--- START DATA SHOWN ---

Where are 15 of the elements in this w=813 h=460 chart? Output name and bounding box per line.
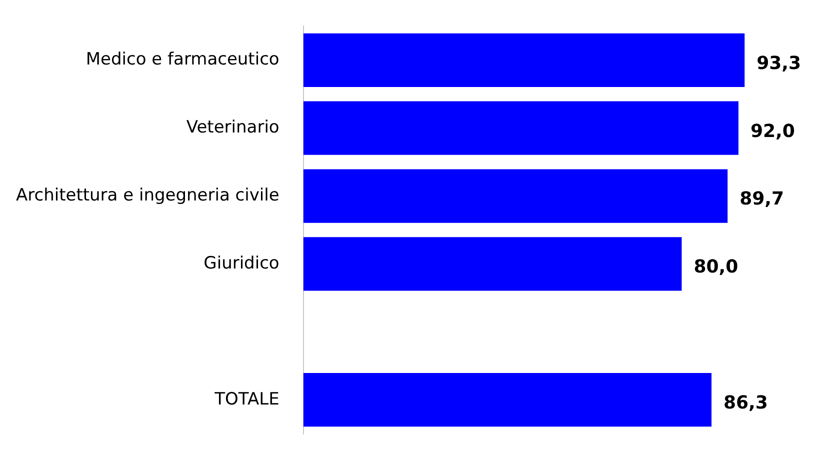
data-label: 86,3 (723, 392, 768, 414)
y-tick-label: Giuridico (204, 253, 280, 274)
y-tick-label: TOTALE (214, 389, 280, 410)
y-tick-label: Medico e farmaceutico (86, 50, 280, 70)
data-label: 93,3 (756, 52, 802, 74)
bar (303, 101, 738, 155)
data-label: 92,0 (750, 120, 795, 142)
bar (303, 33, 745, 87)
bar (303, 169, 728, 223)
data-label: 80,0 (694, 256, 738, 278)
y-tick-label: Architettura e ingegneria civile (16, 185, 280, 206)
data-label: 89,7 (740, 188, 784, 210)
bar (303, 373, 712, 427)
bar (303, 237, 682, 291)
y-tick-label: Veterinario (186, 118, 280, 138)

--- END DATA SHOWN ---
--- START DATA SHOWN ---

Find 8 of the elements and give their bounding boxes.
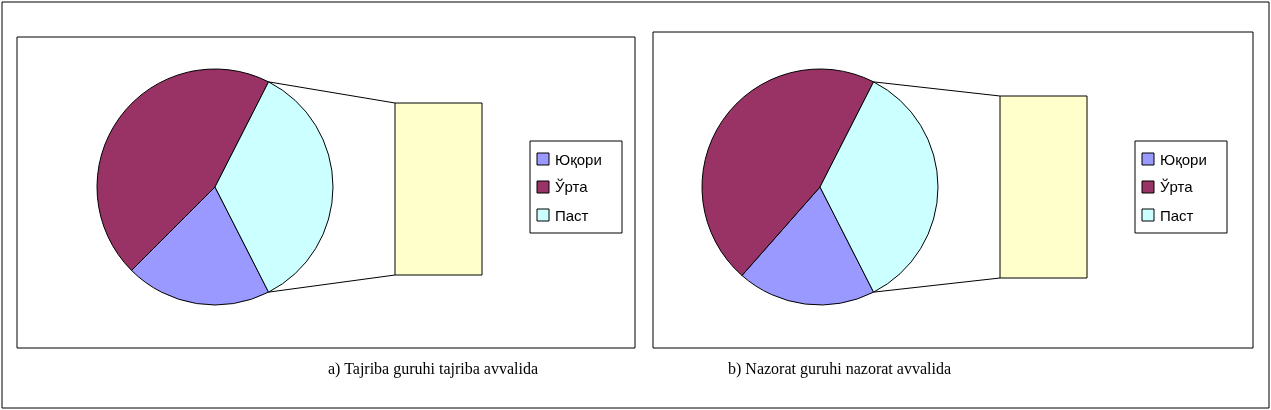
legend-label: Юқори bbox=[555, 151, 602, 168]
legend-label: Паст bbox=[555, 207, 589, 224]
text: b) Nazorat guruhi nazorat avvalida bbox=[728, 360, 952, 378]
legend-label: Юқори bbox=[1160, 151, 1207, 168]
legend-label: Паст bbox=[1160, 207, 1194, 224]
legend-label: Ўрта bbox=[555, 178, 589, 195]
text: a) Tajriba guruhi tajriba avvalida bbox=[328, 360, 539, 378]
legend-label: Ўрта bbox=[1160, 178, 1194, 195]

--- END DATA SHOWN ---
--- START DATA SHOWN ---

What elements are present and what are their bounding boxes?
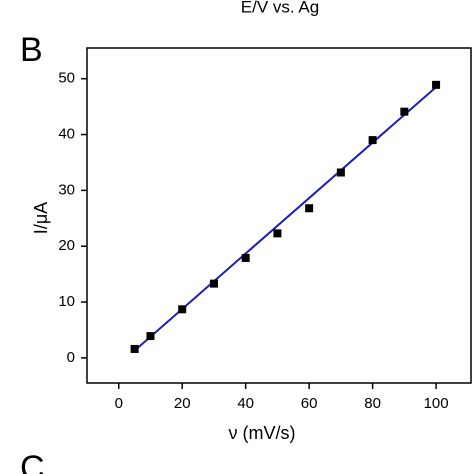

--- END DATA SHOWN ---

## WHAT TO PRODUCE
Identify every line of the records that contains the string "legend", treating uppercase and lowercase letters as distinct, and copy each such line in full.

## ANSWER TO THIS TASK
legend-label: Юқори bbox=[555, 151, 602, 168]
legend-label: Паст bbox=[555, 207, 589, 224]
legend-label: Юқори bbox=[1160, 151, 1207, 168]
legend-label: Паст bbox=[1160, 207, 1194, 224]
legend-label: Ўрта bbox=[555, 178, 589, 195]
legend-label: Ўрта bbox=[1160, 178, 1194, 195]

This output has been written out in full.